7 Utilizing dummy variables

A single dummy variable on th RHS was introduced in the simple example (2.1)
If qualitative variable has two categories (levels) only one dummy variable should be included in the model with constant term

-> 0 indicates the absence of the category

-> 1 indicates the presence of the category
If qualitative variable has more than two categories (\(m>2\)) the number of dummy variables should be for one less then the number of categories (\(m-1\))
Otherwise the system of normal equations obtained by the least squares method (5.14) has no solution (due to liner dependence of the RHS variables, so called perfect multicollinearity problem)
When dependent variable \(y\) is dummy then linear probability models \(LPM\) should be applied (these models will not be considered in this course)

-------

STATED TASK A: Convert the rows below, starting with the first line and going on through the line that contains "bar (161, 403, 170, 412)", into a Markdown table with two columns: No., holding the line number, and Entry, holding the line itself. Leave out any blank lines.

-------

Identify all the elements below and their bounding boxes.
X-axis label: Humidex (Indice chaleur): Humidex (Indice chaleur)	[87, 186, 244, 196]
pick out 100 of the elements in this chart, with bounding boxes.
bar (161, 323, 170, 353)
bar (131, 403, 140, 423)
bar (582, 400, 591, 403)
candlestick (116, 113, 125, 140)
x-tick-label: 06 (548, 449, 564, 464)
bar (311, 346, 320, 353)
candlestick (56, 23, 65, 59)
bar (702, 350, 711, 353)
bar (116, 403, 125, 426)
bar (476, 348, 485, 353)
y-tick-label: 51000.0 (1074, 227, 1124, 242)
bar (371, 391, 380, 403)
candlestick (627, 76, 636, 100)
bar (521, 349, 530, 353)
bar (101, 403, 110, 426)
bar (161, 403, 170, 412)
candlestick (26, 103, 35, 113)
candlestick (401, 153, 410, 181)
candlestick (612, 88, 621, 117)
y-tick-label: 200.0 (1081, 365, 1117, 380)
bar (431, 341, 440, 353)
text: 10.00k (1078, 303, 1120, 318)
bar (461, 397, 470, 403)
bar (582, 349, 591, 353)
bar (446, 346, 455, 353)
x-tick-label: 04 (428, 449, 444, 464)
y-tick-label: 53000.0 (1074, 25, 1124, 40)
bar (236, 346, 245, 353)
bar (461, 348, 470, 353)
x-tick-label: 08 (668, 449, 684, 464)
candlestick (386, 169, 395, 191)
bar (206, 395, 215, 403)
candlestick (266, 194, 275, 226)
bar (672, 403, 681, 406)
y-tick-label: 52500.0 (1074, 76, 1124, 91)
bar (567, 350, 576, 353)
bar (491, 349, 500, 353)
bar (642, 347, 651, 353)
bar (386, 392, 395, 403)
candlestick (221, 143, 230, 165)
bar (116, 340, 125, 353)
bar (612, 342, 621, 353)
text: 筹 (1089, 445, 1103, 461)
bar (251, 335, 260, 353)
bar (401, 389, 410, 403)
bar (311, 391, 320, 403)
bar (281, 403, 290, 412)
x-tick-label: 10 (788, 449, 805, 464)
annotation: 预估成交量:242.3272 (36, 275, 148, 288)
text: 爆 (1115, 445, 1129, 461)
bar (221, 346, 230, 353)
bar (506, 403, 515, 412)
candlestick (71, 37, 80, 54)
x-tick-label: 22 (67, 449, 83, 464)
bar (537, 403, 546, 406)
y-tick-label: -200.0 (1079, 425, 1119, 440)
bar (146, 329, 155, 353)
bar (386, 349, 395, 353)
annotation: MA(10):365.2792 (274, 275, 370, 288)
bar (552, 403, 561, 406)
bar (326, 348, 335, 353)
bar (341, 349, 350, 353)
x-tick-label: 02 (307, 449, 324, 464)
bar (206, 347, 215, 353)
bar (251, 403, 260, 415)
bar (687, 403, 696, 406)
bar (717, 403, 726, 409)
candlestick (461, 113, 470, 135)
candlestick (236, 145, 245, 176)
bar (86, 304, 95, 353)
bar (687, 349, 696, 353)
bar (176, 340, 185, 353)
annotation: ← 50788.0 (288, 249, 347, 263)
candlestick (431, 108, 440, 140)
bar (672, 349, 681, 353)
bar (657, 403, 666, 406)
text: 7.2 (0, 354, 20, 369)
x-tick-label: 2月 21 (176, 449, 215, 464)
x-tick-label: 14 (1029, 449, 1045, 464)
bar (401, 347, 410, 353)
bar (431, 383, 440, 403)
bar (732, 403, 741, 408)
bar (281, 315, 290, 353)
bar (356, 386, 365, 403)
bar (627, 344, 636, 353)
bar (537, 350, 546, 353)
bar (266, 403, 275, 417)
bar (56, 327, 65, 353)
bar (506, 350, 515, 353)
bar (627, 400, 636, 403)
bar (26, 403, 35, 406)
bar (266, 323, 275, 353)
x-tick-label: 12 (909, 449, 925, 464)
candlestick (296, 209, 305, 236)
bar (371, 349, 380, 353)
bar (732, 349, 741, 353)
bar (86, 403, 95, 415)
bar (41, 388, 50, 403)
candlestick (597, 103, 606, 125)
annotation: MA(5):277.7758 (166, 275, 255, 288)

-------

STATED TASK B: Repeat word for word the part of the text on dummy variables starting with "If qualitative variable has two" and going on through "perfect multicollinearity problem)".

COMPLETE RESPONSE A:
| No. | Entry |
|---|---|
| 1 | Identify all the elements below and their bounding boxes. |
| 2 | X-axis label: Humidex (Indice chaleur): Humidex (Indice chaleur)	[87, 186, 244, 196] |
| 3 | pick out 100 of the elements in this chart, with bounding boxes. |
| 4 | bar (161, 323, 170, 353) |
| 5 | bar (131, 403, 140, 423) |
| 6 | bar (582, 400, 591, 403) |
| 7 | candlestick (116, 113, 125, 140) |
| 8 | x-tick-label: 06 (548, 449, 564, 464) |
| 9 | bar (311, 346, 320, 353) |
| 10 | candlestick (56, 23, 65, 59) |
| 11 | bar (702, 350, 711, 353) |
| 12 | bar (116, 403, 125, 426) |
| 13 | bar (476, 348, 485, 353) |
| 14 | y-tick-label: 51000.0 (1074, 227, 1124, 242) |
| 15 | bar (371, 391, 380, 403) |
| 16 | candlestick (627, 76, 636, 100) |
| 17 | bar (521, 349, 530, 353) |
| 18 | bar (101, 403, 110, 426) |
| 19 | bar (161, 403, 170, 412) |

COMPLETE RESPONSE B:
If qualitative variable has two categories (levels) only one dummy variable should be included in the model with constant term

-> 0 indicates the absence of the category

-> 1 indicates the presence of the category
If qualitative variable has more than two categories (\(m>2\)) the number of dummy variables should be for one less then the number of categories (\(m-1\))
Otherwise the system of normal equations obtained by the least squares method (5.14) has no solution (due to liner dependence of the RHS variables, so called perfect multicollinearity problem)